Your objective ▸ Can you find the lines of the listing that include "Tournaments" and copy every one?

Extracted data ▸
══════════════════════════════
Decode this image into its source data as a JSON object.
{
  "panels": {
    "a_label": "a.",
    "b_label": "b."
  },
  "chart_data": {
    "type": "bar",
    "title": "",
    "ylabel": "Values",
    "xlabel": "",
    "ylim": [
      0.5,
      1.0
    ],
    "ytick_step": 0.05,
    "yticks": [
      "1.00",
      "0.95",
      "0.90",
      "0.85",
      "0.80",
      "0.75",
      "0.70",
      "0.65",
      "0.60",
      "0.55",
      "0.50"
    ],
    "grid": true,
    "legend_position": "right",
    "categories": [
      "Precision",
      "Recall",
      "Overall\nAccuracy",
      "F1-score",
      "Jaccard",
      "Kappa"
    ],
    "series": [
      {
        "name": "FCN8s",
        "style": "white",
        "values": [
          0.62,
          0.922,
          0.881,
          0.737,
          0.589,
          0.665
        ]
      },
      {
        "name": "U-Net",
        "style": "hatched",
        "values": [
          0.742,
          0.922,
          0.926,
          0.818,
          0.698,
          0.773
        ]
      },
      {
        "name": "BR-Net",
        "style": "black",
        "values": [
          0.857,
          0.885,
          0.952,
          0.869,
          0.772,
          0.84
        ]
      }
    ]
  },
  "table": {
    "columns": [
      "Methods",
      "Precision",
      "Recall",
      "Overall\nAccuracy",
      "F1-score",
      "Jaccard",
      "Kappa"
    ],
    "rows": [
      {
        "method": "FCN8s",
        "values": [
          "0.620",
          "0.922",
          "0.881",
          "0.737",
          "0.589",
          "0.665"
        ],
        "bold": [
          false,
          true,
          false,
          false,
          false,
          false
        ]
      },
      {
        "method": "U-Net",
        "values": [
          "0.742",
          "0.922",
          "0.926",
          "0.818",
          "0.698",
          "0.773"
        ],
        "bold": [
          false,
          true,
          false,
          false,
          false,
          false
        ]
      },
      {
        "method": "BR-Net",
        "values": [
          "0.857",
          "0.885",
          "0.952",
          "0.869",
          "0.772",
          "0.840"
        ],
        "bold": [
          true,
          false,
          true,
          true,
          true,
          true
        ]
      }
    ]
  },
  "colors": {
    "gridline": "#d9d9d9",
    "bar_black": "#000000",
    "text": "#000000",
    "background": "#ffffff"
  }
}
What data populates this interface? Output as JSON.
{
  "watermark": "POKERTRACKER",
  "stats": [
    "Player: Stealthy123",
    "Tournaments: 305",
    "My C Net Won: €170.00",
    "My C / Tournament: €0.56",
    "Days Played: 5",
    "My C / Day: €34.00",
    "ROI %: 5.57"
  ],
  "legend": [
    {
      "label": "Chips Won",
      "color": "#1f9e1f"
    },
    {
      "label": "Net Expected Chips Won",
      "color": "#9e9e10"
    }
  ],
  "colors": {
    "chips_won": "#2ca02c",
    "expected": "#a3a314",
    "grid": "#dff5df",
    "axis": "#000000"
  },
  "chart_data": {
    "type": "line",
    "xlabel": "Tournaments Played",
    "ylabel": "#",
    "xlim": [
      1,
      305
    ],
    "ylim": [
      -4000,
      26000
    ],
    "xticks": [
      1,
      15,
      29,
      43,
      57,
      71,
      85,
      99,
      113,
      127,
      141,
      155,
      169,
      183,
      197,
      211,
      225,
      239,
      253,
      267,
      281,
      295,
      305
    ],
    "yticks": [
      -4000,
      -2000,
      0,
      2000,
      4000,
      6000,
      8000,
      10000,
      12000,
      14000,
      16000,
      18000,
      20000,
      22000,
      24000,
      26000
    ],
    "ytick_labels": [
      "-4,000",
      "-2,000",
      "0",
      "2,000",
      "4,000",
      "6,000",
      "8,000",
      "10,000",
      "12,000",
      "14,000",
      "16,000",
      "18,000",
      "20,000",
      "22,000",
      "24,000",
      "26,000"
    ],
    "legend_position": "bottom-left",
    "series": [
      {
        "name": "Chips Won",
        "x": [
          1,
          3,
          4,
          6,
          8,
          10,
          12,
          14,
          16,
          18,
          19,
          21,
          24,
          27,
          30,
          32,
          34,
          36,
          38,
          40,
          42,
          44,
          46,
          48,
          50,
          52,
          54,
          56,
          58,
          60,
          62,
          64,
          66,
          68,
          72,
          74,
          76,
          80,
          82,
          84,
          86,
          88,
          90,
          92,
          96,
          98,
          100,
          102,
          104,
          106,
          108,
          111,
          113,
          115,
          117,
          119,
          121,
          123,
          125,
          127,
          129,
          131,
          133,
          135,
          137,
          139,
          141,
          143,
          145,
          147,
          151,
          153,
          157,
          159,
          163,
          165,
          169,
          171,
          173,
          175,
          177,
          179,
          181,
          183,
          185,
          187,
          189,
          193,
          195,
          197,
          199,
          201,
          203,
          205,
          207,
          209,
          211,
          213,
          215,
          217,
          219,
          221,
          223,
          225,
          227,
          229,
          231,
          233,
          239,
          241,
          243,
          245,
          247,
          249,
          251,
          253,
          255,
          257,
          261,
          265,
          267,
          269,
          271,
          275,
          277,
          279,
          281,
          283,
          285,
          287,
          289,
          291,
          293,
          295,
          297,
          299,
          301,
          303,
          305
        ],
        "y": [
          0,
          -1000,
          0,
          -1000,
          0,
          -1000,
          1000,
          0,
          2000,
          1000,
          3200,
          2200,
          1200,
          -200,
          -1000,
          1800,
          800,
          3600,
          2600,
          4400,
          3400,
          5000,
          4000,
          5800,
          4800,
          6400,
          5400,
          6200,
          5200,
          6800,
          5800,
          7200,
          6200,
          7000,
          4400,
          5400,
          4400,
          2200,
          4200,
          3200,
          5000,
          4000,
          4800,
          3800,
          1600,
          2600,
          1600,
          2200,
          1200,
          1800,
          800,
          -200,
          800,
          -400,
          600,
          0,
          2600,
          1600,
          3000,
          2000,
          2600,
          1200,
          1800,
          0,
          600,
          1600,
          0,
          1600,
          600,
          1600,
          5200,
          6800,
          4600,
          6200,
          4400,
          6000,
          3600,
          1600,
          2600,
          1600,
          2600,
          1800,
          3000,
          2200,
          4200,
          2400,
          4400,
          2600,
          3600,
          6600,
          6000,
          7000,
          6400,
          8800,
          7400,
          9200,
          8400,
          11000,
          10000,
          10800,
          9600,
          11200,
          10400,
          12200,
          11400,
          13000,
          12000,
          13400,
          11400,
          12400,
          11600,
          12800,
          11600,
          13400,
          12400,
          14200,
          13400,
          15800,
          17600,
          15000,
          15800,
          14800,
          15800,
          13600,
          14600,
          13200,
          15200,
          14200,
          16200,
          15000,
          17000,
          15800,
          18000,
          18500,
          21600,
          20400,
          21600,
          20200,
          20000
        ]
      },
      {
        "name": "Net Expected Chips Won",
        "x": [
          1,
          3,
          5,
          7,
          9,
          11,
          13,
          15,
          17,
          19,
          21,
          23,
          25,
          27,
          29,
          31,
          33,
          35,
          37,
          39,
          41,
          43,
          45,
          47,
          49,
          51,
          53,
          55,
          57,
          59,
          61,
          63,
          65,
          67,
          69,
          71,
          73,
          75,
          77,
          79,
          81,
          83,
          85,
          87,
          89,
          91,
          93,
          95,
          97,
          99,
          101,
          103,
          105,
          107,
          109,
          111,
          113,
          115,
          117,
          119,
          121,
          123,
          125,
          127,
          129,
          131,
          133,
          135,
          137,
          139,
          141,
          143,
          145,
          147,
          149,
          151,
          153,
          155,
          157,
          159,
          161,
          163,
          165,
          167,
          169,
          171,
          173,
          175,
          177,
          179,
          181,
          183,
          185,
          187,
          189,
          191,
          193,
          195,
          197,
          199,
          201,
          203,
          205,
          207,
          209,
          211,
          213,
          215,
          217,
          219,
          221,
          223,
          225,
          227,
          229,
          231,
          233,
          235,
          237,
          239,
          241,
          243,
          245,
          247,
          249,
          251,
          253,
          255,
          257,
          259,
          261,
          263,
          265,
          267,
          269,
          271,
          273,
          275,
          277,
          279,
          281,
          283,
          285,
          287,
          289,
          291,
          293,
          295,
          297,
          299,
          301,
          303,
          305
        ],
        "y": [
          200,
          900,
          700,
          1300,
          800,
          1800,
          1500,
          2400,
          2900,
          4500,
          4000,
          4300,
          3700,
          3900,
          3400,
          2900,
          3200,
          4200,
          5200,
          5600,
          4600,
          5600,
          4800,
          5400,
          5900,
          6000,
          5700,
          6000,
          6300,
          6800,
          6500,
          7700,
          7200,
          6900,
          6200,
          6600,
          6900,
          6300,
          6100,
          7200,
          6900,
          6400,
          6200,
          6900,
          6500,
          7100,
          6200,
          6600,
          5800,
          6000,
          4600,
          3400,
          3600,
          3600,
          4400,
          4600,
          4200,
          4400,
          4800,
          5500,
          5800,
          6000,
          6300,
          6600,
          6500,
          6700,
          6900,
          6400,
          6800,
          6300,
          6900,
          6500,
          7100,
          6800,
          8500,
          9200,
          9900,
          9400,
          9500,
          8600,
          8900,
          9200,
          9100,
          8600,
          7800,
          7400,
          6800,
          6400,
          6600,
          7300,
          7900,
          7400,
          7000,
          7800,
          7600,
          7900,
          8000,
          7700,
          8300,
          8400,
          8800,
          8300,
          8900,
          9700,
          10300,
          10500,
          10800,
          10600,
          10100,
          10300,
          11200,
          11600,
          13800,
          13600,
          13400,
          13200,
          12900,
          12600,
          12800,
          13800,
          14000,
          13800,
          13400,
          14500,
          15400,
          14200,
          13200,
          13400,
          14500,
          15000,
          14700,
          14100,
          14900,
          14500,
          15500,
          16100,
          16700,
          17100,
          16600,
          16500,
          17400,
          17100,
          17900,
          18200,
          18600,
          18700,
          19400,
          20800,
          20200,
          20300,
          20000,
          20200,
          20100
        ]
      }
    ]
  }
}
══════════════════════════════
Solution for this task ▸
    "Tournaments: 305",
    "xlabel": "Tournaments Played",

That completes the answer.